> _GOAL OF THE EXERCISE_:
Find the lines that contain the word "region" and copy each one.

Records from a data source:
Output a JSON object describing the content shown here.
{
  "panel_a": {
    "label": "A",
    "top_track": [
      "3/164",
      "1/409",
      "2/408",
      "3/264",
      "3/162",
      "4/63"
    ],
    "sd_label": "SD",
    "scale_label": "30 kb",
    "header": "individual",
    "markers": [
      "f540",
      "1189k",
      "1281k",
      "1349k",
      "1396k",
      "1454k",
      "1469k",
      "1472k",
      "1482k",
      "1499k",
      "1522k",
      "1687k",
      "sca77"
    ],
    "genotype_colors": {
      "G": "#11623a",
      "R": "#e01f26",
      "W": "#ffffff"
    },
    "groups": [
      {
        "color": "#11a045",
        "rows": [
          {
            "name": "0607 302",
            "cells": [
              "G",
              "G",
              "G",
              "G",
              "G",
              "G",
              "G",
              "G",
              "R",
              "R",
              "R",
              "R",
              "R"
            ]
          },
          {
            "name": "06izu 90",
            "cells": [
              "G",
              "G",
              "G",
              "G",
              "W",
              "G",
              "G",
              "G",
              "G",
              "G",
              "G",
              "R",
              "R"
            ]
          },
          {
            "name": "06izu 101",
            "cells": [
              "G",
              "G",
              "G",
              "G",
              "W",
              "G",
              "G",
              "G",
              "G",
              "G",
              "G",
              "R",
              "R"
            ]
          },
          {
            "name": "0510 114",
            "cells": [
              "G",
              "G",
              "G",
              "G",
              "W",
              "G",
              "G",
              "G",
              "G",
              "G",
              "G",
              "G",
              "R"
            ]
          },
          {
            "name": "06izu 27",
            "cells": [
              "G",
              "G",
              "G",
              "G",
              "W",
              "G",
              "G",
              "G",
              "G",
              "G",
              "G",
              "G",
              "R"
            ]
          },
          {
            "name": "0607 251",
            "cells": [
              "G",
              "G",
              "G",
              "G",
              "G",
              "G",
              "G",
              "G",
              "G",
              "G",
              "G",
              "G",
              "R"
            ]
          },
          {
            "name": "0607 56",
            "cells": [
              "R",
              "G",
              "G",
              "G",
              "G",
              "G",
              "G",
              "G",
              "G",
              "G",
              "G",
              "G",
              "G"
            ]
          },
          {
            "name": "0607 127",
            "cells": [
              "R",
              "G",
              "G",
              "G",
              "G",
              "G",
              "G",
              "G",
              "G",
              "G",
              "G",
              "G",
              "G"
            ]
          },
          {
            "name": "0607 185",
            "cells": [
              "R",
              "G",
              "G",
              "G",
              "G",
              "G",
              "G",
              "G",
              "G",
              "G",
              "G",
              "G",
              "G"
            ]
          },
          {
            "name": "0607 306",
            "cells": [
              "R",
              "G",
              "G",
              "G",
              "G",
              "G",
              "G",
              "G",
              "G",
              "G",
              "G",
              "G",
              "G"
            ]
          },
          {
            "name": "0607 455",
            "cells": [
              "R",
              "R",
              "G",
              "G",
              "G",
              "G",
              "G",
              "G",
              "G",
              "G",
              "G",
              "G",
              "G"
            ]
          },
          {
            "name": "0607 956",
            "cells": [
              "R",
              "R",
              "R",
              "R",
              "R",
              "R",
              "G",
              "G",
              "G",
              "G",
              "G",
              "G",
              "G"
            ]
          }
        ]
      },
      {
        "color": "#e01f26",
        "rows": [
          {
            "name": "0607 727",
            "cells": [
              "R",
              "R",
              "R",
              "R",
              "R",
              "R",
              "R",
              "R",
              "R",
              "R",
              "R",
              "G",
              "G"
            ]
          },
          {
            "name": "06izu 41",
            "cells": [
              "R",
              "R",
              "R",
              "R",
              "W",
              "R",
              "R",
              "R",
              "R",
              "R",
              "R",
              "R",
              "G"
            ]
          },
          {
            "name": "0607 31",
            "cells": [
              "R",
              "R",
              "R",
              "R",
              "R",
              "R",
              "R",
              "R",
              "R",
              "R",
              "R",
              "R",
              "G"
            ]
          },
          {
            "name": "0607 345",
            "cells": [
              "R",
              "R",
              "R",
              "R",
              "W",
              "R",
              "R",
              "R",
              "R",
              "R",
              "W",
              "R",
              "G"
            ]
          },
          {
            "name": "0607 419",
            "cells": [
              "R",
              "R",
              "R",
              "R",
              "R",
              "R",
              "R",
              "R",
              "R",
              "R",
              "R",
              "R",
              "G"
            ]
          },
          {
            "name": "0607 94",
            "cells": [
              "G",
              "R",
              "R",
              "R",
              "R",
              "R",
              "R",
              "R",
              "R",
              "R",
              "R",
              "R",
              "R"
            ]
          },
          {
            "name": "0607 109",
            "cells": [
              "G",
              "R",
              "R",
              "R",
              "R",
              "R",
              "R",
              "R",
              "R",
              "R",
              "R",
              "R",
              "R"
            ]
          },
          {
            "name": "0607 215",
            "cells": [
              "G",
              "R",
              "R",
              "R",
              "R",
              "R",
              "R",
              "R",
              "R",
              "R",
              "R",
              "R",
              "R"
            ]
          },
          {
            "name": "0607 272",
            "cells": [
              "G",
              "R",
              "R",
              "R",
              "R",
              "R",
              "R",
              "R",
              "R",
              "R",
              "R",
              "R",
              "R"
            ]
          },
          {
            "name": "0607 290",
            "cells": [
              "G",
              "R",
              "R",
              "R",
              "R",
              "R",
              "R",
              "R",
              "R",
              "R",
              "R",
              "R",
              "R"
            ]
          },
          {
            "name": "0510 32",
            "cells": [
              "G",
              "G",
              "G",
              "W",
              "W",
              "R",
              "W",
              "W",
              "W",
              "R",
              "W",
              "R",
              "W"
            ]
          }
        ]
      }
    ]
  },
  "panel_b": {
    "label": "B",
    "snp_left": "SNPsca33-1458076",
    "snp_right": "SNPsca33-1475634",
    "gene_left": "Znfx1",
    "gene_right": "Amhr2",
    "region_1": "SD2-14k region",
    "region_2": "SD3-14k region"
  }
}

> _WORKED ANSWER_:
    "region_1": "SD2-14k region",
    "region_2": "SD3-14k region"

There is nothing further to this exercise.